■ Required task
Check every line of the entries for "image", and copy the lines that hold it.

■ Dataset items
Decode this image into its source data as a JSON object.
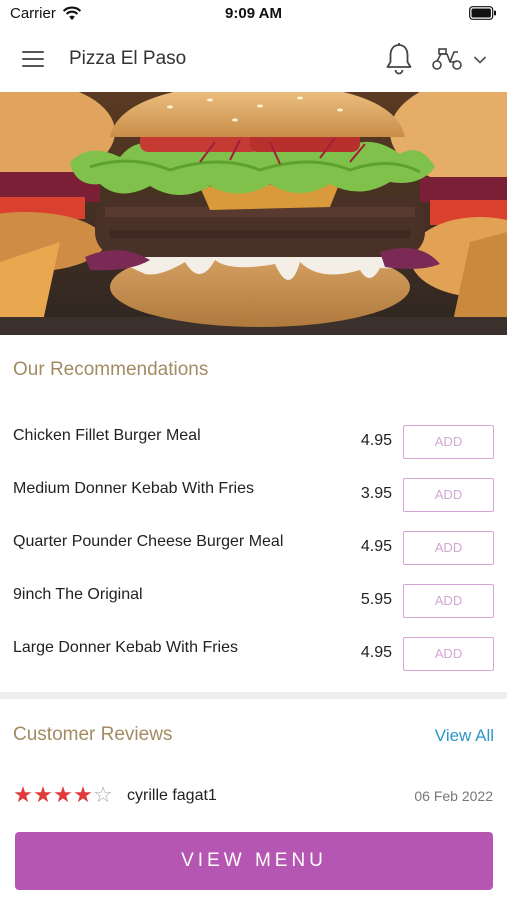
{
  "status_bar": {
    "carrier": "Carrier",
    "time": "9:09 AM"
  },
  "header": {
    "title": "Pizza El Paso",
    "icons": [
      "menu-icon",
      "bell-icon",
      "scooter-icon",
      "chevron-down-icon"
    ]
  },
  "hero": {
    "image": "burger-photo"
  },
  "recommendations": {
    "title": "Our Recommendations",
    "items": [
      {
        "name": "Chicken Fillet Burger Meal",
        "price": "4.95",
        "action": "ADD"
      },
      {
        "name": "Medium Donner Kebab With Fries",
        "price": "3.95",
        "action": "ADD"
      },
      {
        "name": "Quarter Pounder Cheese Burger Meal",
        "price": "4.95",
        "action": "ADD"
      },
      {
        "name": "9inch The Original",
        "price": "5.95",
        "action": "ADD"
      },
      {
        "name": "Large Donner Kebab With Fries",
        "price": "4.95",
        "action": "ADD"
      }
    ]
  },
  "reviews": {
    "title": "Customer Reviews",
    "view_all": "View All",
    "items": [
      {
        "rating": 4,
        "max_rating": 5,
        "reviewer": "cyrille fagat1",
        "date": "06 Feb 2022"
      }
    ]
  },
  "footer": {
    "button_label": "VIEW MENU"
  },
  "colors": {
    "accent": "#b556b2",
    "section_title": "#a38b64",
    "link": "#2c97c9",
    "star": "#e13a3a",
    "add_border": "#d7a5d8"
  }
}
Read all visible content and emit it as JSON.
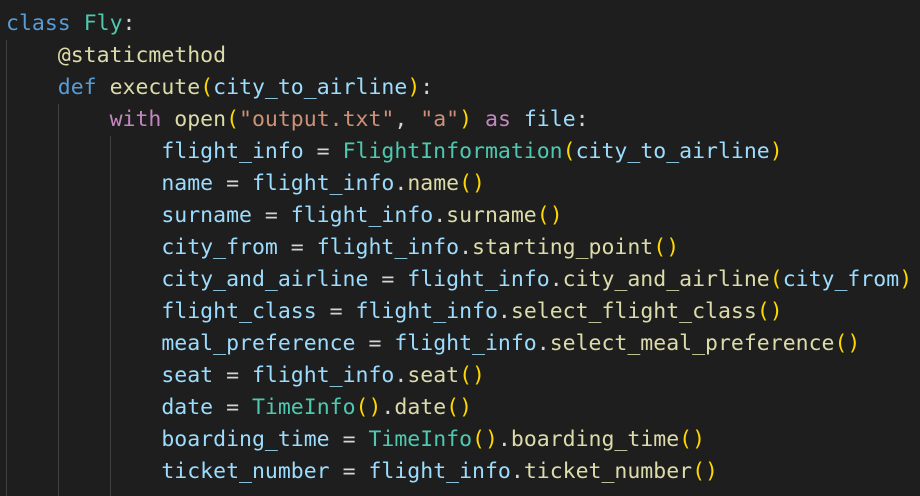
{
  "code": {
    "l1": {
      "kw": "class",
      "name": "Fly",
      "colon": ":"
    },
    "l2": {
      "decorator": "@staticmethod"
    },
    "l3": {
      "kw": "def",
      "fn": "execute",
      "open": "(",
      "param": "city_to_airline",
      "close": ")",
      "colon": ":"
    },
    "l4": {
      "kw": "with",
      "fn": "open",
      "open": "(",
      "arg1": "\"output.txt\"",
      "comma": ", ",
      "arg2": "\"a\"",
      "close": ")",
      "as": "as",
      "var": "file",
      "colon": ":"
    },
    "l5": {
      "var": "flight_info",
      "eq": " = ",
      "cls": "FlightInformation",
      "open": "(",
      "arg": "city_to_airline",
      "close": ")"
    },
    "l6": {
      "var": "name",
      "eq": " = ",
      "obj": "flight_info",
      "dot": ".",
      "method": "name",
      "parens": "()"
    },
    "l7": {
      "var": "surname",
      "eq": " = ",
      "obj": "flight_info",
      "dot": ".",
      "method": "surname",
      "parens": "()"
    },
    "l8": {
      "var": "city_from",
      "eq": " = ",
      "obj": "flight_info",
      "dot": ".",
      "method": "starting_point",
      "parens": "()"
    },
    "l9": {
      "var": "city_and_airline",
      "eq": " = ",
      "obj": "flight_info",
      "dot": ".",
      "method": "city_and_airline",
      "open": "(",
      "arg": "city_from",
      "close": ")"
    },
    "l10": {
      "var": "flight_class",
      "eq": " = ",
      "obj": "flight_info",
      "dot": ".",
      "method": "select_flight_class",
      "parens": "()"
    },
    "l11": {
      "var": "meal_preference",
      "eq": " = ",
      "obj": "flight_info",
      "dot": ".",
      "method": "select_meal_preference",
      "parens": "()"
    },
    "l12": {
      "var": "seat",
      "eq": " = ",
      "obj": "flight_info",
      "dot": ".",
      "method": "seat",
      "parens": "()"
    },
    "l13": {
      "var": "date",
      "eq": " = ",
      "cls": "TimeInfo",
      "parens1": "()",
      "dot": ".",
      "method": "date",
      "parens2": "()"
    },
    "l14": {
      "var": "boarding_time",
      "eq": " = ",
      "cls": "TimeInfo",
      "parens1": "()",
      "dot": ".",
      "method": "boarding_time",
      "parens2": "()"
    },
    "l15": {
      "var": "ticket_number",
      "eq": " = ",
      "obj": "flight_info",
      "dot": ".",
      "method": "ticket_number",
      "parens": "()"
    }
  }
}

■ Complete answer
Decode this image into its source data as a JSON object.
    "image": "burger-photo"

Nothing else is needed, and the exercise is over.